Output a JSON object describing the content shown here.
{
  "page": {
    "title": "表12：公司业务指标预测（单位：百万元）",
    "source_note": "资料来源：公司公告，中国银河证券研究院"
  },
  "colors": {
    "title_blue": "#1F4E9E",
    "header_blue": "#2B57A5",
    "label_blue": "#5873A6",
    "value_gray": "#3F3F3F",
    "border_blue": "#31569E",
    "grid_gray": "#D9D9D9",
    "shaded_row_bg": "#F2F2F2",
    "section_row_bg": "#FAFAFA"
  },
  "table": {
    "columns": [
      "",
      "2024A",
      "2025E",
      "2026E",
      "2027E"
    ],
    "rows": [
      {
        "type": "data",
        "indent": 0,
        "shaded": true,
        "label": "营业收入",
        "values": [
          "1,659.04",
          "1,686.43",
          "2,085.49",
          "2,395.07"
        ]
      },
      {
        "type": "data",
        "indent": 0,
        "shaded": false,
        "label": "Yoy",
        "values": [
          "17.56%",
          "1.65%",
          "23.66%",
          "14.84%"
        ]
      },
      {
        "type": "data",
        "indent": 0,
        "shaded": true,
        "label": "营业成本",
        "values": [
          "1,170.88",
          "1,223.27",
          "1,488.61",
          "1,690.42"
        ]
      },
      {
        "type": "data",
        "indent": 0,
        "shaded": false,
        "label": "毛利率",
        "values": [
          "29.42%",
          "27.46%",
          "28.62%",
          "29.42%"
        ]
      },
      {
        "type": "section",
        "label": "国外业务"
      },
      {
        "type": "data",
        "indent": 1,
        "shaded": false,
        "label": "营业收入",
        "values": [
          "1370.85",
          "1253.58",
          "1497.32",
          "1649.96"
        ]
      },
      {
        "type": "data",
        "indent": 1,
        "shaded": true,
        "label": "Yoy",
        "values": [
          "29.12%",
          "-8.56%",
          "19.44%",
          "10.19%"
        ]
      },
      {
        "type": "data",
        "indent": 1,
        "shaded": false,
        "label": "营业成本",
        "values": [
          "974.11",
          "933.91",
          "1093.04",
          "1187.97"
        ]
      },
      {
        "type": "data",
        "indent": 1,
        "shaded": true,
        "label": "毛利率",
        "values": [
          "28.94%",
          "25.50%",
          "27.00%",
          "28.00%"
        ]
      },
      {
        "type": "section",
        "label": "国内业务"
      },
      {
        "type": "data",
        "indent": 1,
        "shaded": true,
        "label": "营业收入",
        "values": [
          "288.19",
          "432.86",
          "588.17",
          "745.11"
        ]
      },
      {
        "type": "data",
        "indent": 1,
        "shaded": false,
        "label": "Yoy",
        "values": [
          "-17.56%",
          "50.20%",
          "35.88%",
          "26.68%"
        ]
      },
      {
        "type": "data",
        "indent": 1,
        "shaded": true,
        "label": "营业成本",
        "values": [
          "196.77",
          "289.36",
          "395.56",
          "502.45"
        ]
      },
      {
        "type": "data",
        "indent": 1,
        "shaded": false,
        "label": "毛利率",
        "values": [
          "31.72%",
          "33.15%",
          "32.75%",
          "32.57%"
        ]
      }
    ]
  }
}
* * * * *
Set problem: Repeat all entries. Match them exactly.

The solution:
Output a JSON object describing the content shown here.
{
  "page": {
    "title": "表12：公司业务指标预测（单位：百万元）",
    "source_note": "资料来源：公司公告，中国银河证券研究院"
  },
  "colors": {
    "title_blue": "#1F4E9E",
    "header_blue": "#2B57A5",
    "label_blue": "#5873A6",
    "value_gray": "#3F3F3F",
    "border_blue": "#31569E",
    "grid_gray": "#D9D9D9",
    "shaded_row_bg": "#F2F2F2",
    "section_row_bg": "#FAFAFA"
  },
  "table": {
    "columns": [
      "",
      "2024A",
      "2025E",
      "2026E",
      "2027E"
    ],
    "rows": [
      {
        "type": "data",
        "indent": 0,
        "shaded": true,
        "label": "营业收入",
        "values": [
          "1,659.04",
          "1,686.43",
          "2,085.49",
          "2,395.07"
        ]
      },
      {
        "type": "data",
        "indent": 0,
        "shaded": false,
        "label": "Yoy",
        "values": [
          "17.56%",
          "1.65%",
          "23.66%",
          "14.84%"
        ]
      },
      {
        "type": "data",
        "indent": 0,
        "shaded": true,
        "label": "营业成本",
        "values": [
          "1,170.88",
          "1,223.27",
          "1,488.61",
          "1,690.42"
        ]
      },
      {
        "type": "data",
        "indent": 0,
        "shaded": false,
        "label": "毛利率",
        "values": [
          "29.42%",
          "27.46%",
          "28.62%",
          "29.42%"
        ]
      },
      {
        "type": "section",
        "label": "国外业务"
      },
      {
        "type": "data",
        "indent": 1,
        "shaded": false,
        "label": "营业收入",
        "values": [
          "1370.85",
          "1253.58",
          "1497.32",
          "1649.96"
        ]
      },
      {
        "type": "data",
        "indent": 1,
        "shaded": true,
        "label": "Yoy",
        "values": [
          "29.12%",
          "-8.56%",
          "19.44%",
          "10.19%"
        ]
      },
      {
        "type": "data",
        "indent": 1,
        "shaded": false,
        "label": "营业成本",
        "values": [
          "974.11",
          "933.91",
          "1093.04",
          "1187.97"
        ]
      },
      {
        "type": "data",
        "indent": 1,
        "shaded": true,
        "label": "毛利率",
        "values": [
          "28.94%",
          "25.50%",
          "27.00%",
          "28.00%"
        ]
      },
      {
        "type": "section",
        "label": "国内业务"
      },
      {
        "type": "data",
        "indent": 1,
        "shaded": true,
        "label": "营业收入",
        "values": [
          "288.19",
          "432.86",
          "588.17",
          "745.11"
        ]
      },
      {
        "type": "data",
        "indent": 1,
        "shaded": false,
        "label": "Yoy",
        "values": [
          "-17.56%",
          "50.20%",
          "35.88%",
          "26.68%"
        ]
      },
      {
        "type": "data",
        "indent": 1,
        "shaded": true,
        "label": "营业成本",
        "values": [
          "196.77",
          "289.36",
          "395.56",
          "502.45"
        ]
      },
      {
        "type": "data",
        "indent": 1,
        "shaded": false,
        "label": "毛利率",
        "values": [
          "31.72%",
          "33.15%",
          "32.75%",
          "32.57%"
        ]
      }
    ]
  }
}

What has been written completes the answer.